Given problem: In full and without alteration, give the listing again.

Collected data:
********
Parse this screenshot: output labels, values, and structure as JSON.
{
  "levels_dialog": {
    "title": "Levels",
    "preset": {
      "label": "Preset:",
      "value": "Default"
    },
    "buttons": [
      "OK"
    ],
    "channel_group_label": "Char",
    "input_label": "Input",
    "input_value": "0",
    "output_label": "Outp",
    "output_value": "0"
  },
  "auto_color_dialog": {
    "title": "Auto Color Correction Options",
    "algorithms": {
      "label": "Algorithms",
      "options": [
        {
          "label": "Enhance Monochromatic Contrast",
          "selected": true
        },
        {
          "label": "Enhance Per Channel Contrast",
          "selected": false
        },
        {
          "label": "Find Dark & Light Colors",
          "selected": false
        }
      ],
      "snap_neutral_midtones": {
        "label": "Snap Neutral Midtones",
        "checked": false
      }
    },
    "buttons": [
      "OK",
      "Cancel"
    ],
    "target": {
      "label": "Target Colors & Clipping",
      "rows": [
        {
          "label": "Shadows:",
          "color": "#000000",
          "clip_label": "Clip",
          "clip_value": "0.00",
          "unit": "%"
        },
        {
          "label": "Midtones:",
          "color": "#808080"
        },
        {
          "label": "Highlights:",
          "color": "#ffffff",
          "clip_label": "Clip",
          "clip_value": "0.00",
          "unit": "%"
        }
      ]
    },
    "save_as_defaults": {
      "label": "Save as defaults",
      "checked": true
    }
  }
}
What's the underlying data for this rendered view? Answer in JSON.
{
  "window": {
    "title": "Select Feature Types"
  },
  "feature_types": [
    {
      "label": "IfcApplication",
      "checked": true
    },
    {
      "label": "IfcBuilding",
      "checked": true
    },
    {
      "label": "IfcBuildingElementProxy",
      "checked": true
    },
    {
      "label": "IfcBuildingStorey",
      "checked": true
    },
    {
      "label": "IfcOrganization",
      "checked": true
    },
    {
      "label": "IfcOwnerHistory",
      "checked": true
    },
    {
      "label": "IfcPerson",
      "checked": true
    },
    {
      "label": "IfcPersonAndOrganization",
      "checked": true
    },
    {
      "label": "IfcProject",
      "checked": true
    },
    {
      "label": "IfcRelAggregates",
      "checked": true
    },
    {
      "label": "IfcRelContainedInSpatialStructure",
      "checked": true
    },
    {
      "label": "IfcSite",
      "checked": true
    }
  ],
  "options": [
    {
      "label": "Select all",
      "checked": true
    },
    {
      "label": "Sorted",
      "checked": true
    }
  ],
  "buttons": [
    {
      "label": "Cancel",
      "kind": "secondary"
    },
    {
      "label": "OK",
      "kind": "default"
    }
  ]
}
********
Exercise solution:
Parse this screenshot: output labels, values, and structure as JSON.
{
  "levels_dialog": {
    "title": "Levels",
    "preset": {
      "label": "Preset:",
      "value": "Default"
    },
    "buttons": [
      "OK"
    ],
    "channel_group_label": "Char",
    "input_label": "Input",
    "input_value": "0",
    "output_label": "Outp",
    "output_value": "0"
  },
  "auto_color_dialog": {
    "title": "Auto Color Correction Options",
    "algorithms": {
      "label": "Algorithms",
      "options": [
        {
          "label": "Enhance Monochromatic Contrast",
          "selected": true
        },
        {
          "label": "Enhance Per Channel Contrast",
          "selected": false
        },
        {
          "label": "Find Dark & Light Colors",
          "selected": false
        }
      ],
      "snap_neutral_midtones": {
        "label": "Snap Neutral Midtones",
        "checked": false
      }
    },
    "buttons": [
      "OK",
      "Cancel"
    ],
    "target": {
      "label": "Target Colors & Clipping",
      "rows": [
        {
          "label": "Shadows:",
          "color": "#000000",
          "clip_label": "Clip",
          "clip_value": "0.00",
          "unit": "%"
        },
        {
          "label": "Midtones:",
          "color": "#808080"
        },
        {
          "label": "Highlights:",
          "color": "#ffffff",
          "clip_label": "Clip",
          "clip_value": "0.00",
          "unit": "%"
        }
      ]
    },
    "save_as_defaults": {
      "label": "Save as defaults",
      "checked": true
    }
  }
}
What's the underlying data for this rendered view? Answer in JSON.
{
  "window": {
    "title": "Select Feature Types"
  },
  "feature_types": [
    {
      "label": "IfcApplication",
      "checked": true
    },
    {
      "label": "IfcBuilding",
      "checked": true
    },
    {
      "label": "IfcBuildingElementProxy",
      "checked": true
    },
    {
      "label": "IfcBuildingStorey",
      "checked": true
    },
    {
      "label": "IfcOrganization",
      "checked": true
    },
    {
      "label": "IfcOwnerHistory",
      "checked": true
    },
    {
      "label": "IfcPerson",
      "checked": true
    },
    {
      "label": "IfcPersonAndOrganization",
      "checked": true
    },
    {
      "label": "IfcProject",
      "checked": true
    },
    {
      "label": "IfcRelAggregates",
      "checked": true
    },
    {
      "label": "IfcRelContainedInSpatialStructure",
      "checked": true
    },
    {
      "label": "IfcSite",
      "checked": true
    }
  ],
  "options": [
    {
      "label": "Select all",
      "checked": true
    },
    {
      "label": "Sorted",
      "checked": true
    }
  ],
  "buttons": [
    {
      "label": "Cancel",
      "kind": "secondary"
    },
    {
      "label": "OK",
      "kind": "default"
    }
  ]
}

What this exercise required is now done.